------ DATA TO PROCESS ------

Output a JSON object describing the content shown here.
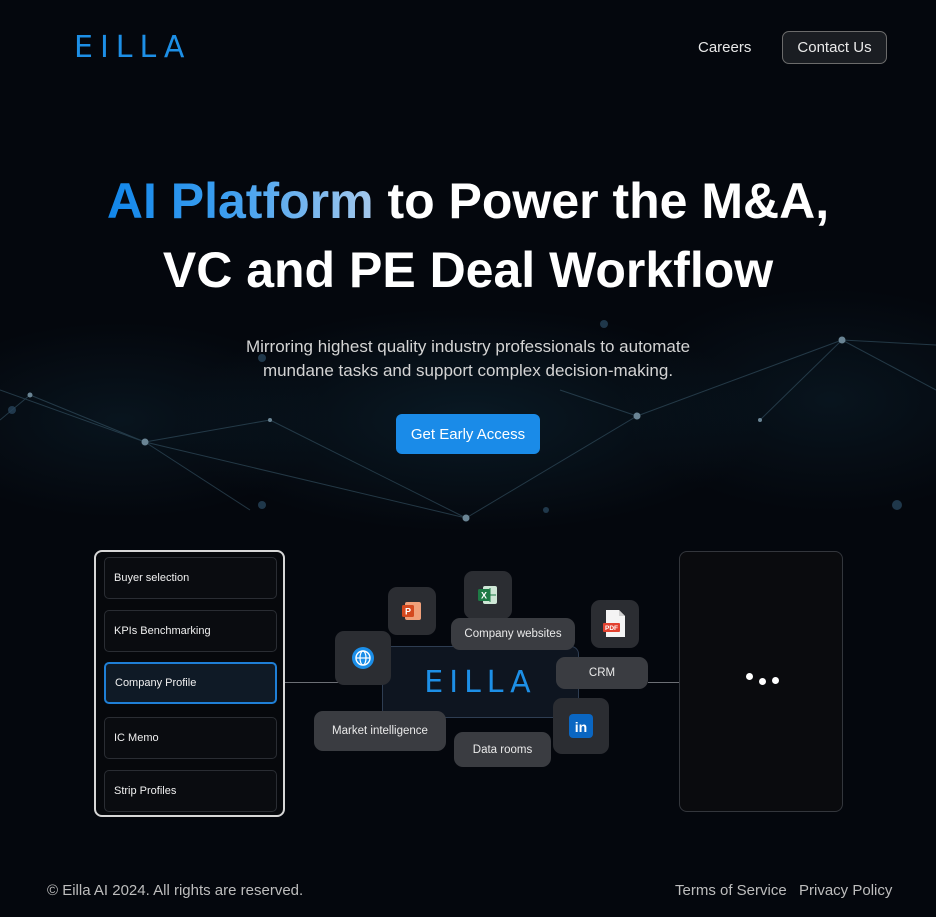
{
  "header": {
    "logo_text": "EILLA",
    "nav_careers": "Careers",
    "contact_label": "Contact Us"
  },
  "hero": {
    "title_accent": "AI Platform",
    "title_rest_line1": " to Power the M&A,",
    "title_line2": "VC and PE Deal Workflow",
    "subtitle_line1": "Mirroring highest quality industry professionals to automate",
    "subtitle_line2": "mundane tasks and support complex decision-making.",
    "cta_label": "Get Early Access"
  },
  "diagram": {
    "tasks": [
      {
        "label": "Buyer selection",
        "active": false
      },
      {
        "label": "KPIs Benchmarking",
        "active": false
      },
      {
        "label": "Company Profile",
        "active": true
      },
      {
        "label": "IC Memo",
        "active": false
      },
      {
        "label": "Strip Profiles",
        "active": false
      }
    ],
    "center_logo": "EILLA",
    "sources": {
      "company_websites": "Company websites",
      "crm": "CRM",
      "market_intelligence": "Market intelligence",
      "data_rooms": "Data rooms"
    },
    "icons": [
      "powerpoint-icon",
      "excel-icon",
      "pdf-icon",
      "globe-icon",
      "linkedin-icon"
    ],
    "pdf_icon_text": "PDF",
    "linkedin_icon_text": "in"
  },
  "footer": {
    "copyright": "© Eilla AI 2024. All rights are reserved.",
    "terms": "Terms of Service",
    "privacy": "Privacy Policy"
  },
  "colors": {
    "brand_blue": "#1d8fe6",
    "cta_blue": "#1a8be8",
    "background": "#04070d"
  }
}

------

→ PROBLEM STATEMENT: Print the records above exactly as they stand, but leave out the pictures.

→ RESPONSE BELOW:
Output a JSON object describing the content shown here.
{
  "header": {
    "logo_text": "EILLA",
    "nav_careers": "Careers",
    "contact_label": "Contact Us"
  },
  "hero": {
    "title_accent": "AI Platform",
    "title_rest_line1": " to Power the M&A,",
    "title_line2": "VC and PE Deal Workflow",
    "subtitle_line1": "Mirroring highest quality industry professionals to automate",
    "subtitle_line2": "mundane tasks and support complex decision-making.",
    "cta_label": "Get Early Access"
  },
  "diagram": {
    "tasks": [
      {
        "label": "Buyer selection",
        "active": false
      },
      {
        "label": "KPIs Benchmarking",
        "active": false
      },
      {
        "label": "Company Profile",
        "active": true
      },
      {
        "label": "IC Memo",
        "active": false
      },
      {
        "label": "Strip Profiles",
        "active": false
      }
    ],
    "center_logo": "EILLA",
    "sources": {
      "company_websites": "Company websites",
      "crm": "CRM",
      "market_intelligence": "Market intelligence",
      "data_rooms": "Data rooms"
    },
    "icons": [
      "powerpoint-icon",
      "excel-icon",
      "pdf-icon",
      "globe-icon",
      "linkedin-icon"
    ],
    "pdf_icon_text": "PDF",
    "linkedin_icon_text": "in"
  },
  "footer": {
    "copyright": "© Eilla AI 2024. All rights are reserved.",
    "terms": "Terms of Service",
    "privacy": "Privacy Policy"
  },
  "colors": {
    "brand_blue": "#1d8fe6",
    "cta_blue": "#1a8be8",
    "background": "#04070d"
  }
}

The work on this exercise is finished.